SUPPLIED RECORDS =
________________________

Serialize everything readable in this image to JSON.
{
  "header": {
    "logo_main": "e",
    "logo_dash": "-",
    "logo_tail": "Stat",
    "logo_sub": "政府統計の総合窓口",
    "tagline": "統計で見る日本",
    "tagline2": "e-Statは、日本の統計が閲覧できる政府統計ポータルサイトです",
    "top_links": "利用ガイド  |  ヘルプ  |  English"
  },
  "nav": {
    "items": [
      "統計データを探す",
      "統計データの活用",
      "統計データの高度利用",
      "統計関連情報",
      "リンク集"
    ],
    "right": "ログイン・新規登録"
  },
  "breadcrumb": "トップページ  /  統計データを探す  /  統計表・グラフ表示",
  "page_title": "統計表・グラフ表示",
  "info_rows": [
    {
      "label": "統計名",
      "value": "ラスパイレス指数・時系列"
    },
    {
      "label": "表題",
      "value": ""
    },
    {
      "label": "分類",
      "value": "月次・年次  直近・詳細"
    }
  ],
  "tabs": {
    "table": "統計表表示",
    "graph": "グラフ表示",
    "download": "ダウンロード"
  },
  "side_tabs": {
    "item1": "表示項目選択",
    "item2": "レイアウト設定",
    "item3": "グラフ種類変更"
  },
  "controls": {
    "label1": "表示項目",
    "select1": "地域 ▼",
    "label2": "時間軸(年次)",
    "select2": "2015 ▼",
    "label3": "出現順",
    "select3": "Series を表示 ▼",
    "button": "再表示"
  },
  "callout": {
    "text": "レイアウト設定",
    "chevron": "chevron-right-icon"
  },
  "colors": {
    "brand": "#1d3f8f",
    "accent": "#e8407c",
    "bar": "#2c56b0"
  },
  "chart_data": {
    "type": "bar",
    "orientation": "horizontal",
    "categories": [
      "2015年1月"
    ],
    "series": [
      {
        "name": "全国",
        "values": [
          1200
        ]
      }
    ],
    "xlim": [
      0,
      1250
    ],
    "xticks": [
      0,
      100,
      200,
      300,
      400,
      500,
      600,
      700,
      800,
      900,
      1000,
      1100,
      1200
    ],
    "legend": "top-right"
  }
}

________________________

WRITTEN PROBLEM = Go through the listing above and return every line where the word "統計データを探す" occurs.

ANSWER BELOW =
      "統計データを探す",
  "breadcrumb": "トップページ  /  統計データを探す  /  統計表・グラフ表示",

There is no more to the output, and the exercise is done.